# Task inputs start
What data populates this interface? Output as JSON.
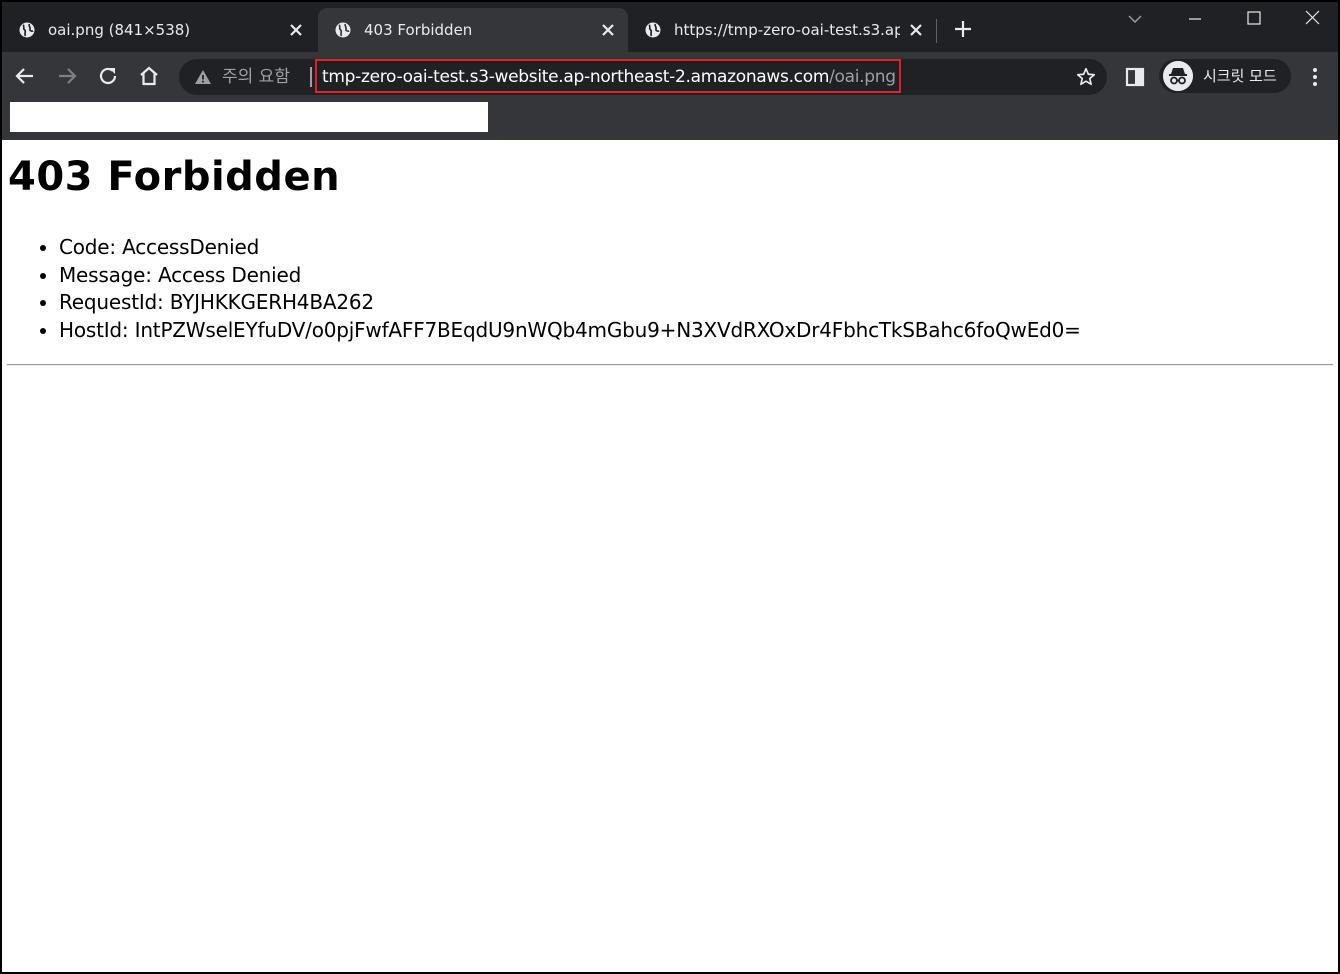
{
  "browser": {
    "tabs": [
      {
        "title": "oai.png (841×538)",
        "active": false
      },
      {
        "title": "403 Forbidden",
        "active": true
      },
      {
        "title": "https://tmp-zero-oai-test.s3.ap-r",
        "active": false
      }
    ],
    "icons": {
      "tab_favicon": "globe-icon",
      "tab_close": "close-icon",
      "new_tab": "plus-icon",
      "tab_search": "chevron-down-icon",
      "minimize": "minimize-icon",
      "maximize": "maximize-icon",
      "window_close": "close-icon",
      "back": "arrow-left-icon",
      "forward": "arrow-right-icon",
      "reload": "reload-icon",
      "home": "home-icon",
      "security": "warning-icon",
      "bookmark": "star-icon",
      "side_panel": "side-panel-icon",
      "incognito": "incognito-icon",
      "menu": "kebab-menu-icon"
    },
    "address_bar": {
      "security_label": "주의 요함",
      "url_host": "tmp-zero-oai-test.s3-website.ap-northeast-2.amazonaws.com",
      "url_path": "/oai.png"
    },
    "profile": {
      "label": "시크릿 모드"
    },
    "colors": {
      "tabstrip_bg": "#202124",
      "toolbar_bg": "#35363a",
      "highlight_border": "#e2202a"
    }
  },
  "page": {
    "heading": "403 Forbidden",
    "details": [
      "Code: AccessDenied",
      "Message: Access Denied",
      "RequestId: BYJHKKGERH4BA262",
      "HostId: IntPZWselEYfuDV/o0pjFwfAFF7BEqdU9nWQb4mGbu9+N3XVdRXOxDr4FbhcTkSBahc6foQwEd0="
    ]
  }
}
# Task inputs end
**Direction**
Leave the pictures out and print the records above exactly as they stand.

**Reply**
What data populates this interface? Output as JSON.
{
  "browser": {
    "tabs": [
      {
        "title": "oai.png (841×538)",
        "active": false
      },
      {
        "title": "403 Forbidden",
        "active": true
      },
      {
        "title": "https://tmp-zero-oai-test.s3.ap-r",
        "active": false
      }
    ],
    "icons": {
      "tab_favicon": "globe-icon",
      "tab_close": "close-icon",
      "new_tab": "plus-icon",
      "tab_search": "chevron-down-icon",
      "minimize": "minimize-icon",
      "maximize": "maximize-icon",
      "window_close": "close-icon",
      "back": "arrow-left-icon",
      "forward": "arrow-right-icon",
      "reload": "reload-icon",
      "home": "home-icon",
      "security": "warning-icon",
      "bookmark": "star-icon",
      "side_panel": "side-panel-icon",
      "incognito": "incognito-icon",
      "menu": "kebab-menu-icon"
    },
    "address_bar": {
      "security_label": "주의 요함",
      "url_host": "tmp-zero-oai-test.s3-website.ap-northeast-2.amazonaws.com",
      "url_path": "/oai.png"
    },
    "profile": {
      "label": "시크릿 모드"
    },
    "colors": {
      "tabstrip_bg": "#202124",
      "toolbar_bg": "#35363a",
      "highlight_border": "#e2202a"
    }
  },
  "page": {
    "heading": "403 Forbidden",
    "details": [
      "Code: AccessDenied",
      "Message: Access Denied",
      "RequestId: BYJHKKGERH4BA262",
      "HostId: IntPZWselEYfuDV/o0pjFwfAFF7BEqdU9nWQb4mGbu9+N3XVdRXOxDr4FbhcTkSBahc6foQwEd0="
    ]
  }
}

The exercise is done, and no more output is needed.